Exercise objective: Extract and list every line that contains the word "JSON".

Data for this task:
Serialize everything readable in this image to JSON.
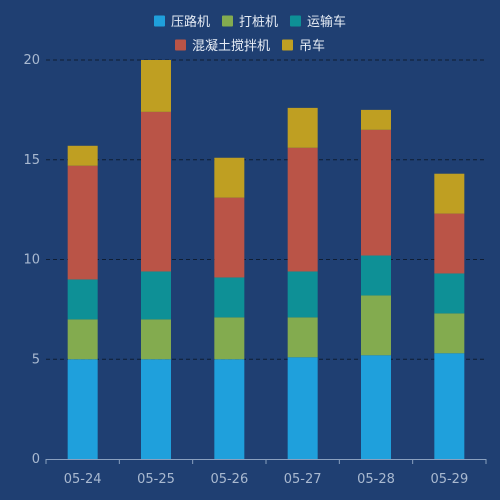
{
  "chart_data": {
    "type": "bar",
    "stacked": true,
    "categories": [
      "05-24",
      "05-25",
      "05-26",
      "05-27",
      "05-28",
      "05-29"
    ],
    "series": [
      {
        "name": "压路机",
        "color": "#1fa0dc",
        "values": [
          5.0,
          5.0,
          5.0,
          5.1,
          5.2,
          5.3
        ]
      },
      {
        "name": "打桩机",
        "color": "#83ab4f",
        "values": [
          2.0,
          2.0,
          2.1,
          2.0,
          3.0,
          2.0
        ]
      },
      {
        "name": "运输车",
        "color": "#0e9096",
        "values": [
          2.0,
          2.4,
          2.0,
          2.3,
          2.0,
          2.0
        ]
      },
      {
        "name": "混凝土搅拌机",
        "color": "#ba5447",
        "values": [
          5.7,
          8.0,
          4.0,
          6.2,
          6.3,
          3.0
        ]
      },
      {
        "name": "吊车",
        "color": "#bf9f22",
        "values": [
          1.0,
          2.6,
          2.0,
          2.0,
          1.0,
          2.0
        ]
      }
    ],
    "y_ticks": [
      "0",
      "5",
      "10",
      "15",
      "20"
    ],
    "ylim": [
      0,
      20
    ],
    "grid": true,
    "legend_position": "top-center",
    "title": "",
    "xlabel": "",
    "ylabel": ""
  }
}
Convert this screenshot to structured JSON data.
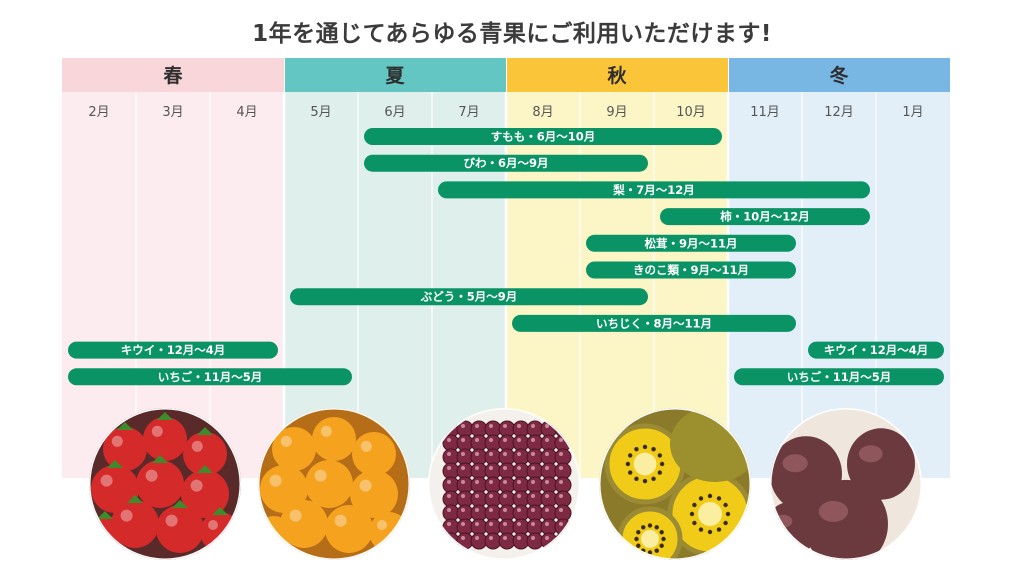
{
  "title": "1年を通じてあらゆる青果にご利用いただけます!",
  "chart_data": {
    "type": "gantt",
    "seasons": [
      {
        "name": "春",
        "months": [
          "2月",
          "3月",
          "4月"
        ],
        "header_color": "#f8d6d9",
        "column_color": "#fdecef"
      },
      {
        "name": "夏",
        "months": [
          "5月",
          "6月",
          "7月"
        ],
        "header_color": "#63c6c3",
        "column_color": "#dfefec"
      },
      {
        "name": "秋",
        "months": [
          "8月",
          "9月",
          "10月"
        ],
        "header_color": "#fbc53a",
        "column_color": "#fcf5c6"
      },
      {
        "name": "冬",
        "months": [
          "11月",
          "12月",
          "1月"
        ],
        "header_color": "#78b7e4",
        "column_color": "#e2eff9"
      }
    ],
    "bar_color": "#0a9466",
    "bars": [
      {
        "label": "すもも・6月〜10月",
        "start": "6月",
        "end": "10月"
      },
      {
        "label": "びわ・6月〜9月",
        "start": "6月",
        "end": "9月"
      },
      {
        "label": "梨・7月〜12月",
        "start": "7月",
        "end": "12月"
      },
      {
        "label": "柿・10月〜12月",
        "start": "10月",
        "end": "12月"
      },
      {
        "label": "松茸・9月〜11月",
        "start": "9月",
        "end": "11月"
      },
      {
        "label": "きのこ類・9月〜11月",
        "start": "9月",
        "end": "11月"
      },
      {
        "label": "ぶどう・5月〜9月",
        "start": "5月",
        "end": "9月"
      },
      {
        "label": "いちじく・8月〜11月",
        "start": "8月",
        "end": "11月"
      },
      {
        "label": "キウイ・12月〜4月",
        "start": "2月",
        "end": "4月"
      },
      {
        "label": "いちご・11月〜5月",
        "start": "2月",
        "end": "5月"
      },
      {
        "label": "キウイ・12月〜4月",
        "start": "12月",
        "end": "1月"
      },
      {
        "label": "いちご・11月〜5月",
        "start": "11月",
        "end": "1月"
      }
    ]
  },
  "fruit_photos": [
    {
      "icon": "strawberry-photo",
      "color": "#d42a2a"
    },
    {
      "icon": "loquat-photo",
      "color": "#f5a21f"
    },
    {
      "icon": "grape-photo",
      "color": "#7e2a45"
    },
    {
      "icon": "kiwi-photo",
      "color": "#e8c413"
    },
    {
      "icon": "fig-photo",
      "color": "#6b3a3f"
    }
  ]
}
---
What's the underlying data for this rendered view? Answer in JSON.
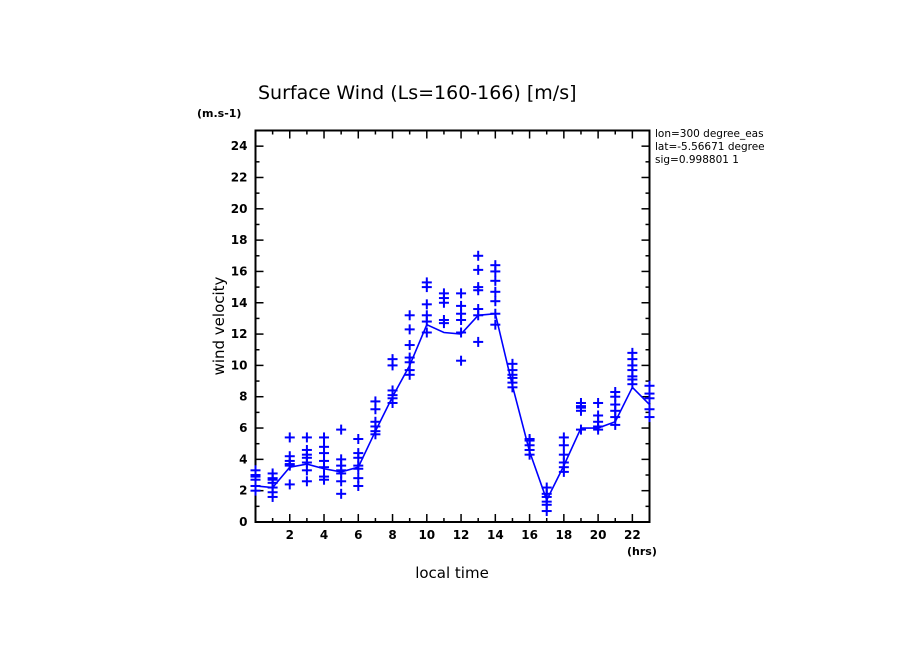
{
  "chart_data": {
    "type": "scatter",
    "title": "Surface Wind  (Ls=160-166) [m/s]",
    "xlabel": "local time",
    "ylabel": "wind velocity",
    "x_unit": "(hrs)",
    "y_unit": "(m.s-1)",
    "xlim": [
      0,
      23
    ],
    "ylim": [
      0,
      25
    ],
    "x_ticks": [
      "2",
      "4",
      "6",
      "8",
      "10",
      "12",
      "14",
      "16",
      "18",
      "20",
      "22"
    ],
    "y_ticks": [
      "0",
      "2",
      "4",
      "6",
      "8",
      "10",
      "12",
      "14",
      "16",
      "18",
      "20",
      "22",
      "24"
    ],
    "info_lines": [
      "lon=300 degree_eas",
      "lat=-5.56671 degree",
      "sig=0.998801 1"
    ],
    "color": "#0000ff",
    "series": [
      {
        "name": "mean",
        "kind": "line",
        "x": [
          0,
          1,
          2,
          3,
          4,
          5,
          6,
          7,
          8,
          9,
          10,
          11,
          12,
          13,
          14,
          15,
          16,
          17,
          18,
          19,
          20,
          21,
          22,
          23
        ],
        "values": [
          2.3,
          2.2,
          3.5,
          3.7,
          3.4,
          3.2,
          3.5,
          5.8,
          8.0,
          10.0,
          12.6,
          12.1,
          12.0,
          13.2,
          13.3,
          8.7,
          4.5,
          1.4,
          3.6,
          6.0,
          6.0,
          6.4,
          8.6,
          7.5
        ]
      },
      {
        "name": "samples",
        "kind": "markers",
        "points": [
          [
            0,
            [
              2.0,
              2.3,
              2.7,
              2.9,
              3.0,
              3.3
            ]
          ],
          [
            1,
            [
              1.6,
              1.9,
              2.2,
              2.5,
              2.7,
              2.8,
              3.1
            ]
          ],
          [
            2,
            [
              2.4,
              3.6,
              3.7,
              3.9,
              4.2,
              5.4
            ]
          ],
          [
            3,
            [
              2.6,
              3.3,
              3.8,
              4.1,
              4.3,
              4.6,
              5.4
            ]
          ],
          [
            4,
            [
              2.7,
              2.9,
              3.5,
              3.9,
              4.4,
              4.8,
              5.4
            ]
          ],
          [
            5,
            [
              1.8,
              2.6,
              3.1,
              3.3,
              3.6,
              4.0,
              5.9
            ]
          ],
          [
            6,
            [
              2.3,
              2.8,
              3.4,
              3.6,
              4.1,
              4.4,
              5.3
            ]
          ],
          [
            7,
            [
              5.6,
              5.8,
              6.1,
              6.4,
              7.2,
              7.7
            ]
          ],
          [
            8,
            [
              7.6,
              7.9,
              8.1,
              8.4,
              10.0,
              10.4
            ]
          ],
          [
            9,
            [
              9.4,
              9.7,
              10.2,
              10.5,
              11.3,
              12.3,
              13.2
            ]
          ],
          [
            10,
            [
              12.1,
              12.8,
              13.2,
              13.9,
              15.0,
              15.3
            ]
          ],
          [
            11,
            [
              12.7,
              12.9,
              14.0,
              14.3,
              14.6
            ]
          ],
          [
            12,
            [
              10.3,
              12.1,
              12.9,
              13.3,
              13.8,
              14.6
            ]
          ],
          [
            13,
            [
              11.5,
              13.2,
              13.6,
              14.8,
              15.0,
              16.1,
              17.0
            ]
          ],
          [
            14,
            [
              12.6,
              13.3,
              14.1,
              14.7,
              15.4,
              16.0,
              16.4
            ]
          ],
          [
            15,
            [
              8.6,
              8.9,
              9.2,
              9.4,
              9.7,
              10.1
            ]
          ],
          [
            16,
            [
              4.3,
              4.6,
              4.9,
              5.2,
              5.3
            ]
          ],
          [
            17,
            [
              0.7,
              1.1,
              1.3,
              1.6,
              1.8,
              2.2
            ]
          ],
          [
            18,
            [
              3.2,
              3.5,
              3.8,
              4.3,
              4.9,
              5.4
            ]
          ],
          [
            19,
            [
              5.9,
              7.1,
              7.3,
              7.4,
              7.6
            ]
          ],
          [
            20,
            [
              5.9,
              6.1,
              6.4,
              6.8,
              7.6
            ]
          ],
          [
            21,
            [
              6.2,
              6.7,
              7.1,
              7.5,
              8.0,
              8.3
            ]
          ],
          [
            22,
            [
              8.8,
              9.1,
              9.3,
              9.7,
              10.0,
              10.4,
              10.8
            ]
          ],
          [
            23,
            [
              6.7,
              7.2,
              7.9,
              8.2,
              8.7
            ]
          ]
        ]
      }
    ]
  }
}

Solved problem:
Serialize everything readable in this image to JSON.
Convert this screenshot to structured JSON data.
What's the underlying data for this rendered view? Answer in JSON.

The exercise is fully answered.